DIRECTIONS =>
Count every line in the following entries where the word "axis" appears. Give the count alone.

-- Start of PROVIDED DATA --

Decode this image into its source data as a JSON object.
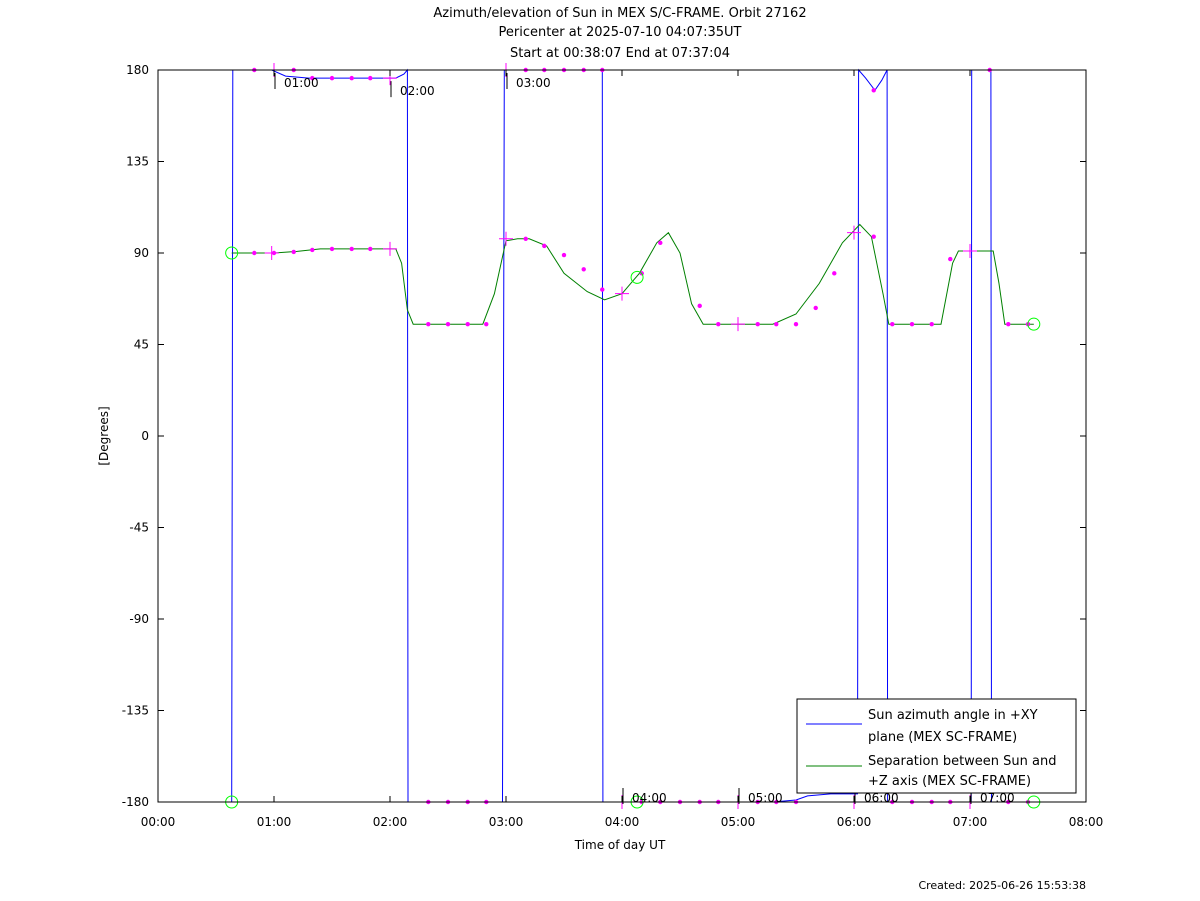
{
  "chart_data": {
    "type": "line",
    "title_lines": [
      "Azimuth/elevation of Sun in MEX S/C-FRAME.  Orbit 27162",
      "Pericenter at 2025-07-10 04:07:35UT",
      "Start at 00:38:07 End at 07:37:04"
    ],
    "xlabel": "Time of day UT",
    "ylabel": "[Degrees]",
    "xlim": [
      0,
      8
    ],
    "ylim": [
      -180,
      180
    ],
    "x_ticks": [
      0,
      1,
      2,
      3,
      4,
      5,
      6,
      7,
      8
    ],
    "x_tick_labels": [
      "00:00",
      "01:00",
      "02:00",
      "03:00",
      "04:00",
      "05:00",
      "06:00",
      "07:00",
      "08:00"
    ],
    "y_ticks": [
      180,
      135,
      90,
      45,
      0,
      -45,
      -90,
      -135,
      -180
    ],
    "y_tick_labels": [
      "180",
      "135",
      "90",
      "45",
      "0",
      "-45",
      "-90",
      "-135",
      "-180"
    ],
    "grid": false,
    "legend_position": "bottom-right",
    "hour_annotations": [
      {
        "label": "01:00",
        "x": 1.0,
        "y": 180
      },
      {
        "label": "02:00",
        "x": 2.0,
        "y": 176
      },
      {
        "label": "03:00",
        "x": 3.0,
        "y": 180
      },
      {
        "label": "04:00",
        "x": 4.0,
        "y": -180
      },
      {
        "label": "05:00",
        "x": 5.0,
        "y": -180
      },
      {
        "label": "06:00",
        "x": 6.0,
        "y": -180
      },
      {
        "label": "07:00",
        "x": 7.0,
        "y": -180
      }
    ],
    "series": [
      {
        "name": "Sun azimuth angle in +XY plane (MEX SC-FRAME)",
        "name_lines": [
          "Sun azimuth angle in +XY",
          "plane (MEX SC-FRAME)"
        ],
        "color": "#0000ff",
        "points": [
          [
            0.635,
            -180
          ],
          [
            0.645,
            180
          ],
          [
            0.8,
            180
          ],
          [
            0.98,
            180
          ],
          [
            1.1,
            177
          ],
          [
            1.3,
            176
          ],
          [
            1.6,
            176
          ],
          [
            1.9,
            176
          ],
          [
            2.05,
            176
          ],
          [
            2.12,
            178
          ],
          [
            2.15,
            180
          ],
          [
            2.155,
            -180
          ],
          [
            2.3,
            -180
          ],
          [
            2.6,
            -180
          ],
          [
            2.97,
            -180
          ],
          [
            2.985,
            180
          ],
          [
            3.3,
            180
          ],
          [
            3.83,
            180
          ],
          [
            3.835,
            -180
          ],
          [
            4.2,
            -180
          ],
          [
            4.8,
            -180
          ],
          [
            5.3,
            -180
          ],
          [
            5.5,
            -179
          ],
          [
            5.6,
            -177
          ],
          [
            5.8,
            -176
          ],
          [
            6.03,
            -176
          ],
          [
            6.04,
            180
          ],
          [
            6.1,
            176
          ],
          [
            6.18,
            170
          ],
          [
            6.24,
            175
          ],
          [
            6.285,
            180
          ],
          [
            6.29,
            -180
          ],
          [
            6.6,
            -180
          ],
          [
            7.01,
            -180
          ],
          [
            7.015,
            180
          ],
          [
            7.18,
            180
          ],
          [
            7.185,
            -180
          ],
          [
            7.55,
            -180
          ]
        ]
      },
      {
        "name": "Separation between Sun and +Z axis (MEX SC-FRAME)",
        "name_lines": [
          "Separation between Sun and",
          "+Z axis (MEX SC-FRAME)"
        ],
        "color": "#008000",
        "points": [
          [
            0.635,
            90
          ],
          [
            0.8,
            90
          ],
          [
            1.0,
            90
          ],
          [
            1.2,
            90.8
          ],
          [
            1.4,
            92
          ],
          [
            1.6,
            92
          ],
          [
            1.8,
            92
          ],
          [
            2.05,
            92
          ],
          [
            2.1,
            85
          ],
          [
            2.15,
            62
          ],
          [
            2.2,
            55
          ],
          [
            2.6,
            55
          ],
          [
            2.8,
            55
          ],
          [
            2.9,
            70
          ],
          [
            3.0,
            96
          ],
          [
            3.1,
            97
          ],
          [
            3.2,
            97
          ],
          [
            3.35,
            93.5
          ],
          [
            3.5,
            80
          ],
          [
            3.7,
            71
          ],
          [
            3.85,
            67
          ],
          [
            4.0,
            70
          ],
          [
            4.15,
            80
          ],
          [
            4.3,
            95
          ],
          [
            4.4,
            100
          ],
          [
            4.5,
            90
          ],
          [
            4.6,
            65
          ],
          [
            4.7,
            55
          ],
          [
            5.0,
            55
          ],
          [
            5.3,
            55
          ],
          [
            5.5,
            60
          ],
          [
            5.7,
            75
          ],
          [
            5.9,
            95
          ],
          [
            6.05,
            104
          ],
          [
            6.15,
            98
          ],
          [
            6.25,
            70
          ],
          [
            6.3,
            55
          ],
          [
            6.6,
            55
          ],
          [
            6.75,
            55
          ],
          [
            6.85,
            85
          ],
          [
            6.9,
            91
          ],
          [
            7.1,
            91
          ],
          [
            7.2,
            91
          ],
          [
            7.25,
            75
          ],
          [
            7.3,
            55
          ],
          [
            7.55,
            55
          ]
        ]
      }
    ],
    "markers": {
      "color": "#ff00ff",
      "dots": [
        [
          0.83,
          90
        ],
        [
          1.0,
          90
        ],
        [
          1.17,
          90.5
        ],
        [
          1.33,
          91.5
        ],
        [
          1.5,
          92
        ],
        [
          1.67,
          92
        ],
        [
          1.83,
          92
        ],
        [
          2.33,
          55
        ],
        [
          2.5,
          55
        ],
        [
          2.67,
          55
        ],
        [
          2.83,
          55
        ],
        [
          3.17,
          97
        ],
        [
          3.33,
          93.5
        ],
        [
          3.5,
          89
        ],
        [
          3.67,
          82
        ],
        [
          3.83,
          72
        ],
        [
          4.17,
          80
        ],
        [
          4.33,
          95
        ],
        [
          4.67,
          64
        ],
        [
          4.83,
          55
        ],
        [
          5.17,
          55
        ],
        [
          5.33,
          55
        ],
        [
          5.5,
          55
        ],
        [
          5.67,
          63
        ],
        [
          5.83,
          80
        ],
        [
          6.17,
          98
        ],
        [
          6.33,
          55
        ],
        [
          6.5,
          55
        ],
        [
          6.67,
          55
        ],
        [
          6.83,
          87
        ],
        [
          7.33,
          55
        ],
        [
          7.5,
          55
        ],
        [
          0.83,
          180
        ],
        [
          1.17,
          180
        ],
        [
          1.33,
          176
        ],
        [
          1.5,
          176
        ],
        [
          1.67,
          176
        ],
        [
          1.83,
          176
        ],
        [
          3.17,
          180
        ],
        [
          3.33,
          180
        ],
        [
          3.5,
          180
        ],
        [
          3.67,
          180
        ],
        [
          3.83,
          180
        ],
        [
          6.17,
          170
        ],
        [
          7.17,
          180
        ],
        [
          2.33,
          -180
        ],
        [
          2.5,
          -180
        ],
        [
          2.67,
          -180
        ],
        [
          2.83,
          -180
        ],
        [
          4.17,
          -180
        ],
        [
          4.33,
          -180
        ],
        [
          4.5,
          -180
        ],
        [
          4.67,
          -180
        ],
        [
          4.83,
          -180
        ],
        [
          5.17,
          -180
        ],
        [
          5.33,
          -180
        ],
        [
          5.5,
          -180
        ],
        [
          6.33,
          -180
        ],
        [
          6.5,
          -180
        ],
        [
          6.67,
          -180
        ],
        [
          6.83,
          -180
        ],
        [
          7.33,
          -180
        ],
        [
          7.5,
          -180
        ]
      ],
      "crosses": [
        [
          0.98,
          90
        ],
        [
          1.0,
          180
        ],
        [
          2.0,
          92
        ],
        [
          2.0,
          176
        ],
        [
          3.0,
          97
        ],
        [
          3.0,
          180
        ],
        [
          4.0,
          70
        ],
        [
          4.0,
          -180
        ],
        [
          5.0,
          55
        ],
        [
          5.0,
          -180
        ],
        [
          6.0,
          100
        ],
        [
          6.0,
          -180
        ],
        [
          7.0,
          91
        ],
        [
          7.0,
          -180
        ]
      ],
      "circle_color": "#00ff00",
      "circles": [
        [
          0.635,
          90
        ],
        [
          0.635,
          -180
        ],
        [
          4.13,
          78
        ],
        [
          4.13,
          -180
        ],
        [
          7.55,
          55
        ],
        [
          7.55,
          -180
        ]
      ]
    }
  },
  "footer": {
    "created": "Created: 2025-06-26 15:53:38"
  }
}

-- End of PROVIDED DATA --
-- Start of PROVIDED DATA --

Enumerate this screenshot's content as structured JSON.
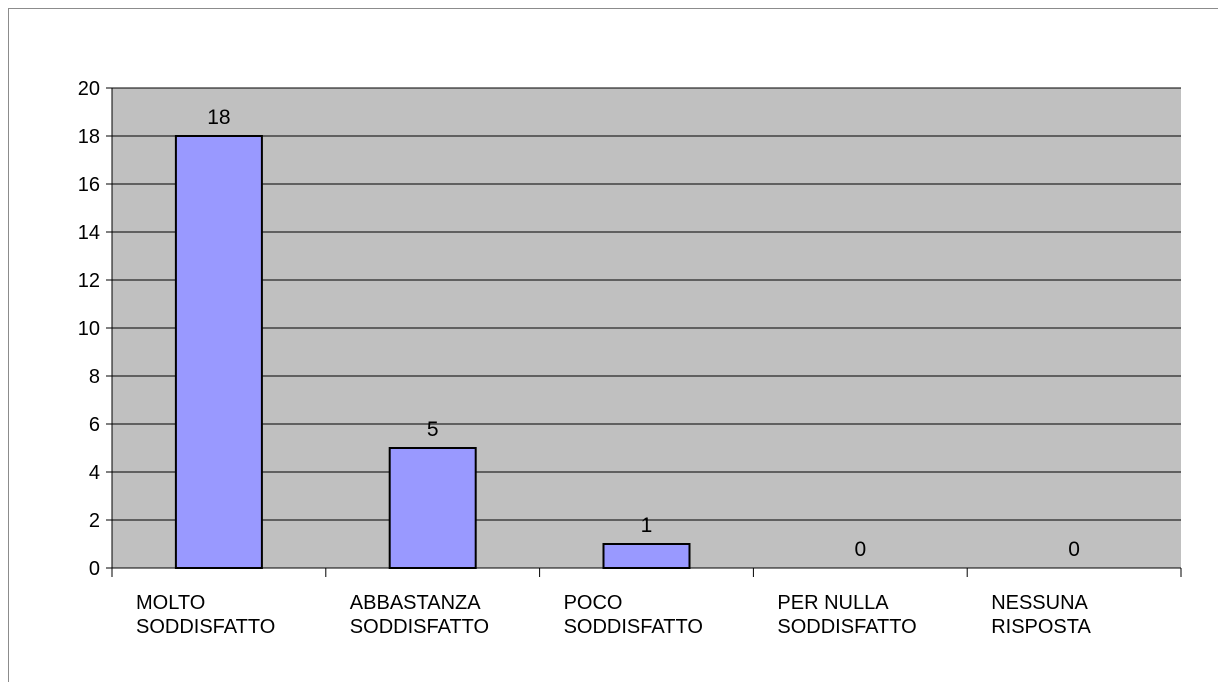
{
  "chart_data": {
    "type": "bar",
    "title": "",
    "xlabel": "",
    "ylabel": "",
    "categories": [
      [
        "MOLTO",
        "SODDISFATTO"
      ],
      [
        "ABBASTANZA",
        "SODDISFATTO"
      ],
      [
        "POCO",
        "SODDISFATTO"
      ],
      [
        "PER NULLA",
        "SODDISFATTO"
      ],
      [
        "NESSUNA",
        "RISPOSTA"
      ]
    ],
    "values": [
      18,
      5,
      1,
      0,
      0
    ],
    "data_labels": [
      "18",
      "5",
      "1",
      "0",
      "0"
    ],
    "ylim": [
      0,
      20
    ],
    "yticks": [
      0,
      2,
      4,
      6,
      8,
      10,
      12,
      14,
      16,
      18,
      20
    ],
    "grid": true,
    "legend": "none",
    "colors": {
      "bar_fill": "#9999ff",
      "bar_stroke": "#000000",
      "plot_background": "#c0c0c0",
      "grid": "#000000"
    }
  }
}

-- End of PROVIDED DATA --

RESULT OF THIS TASK =>
2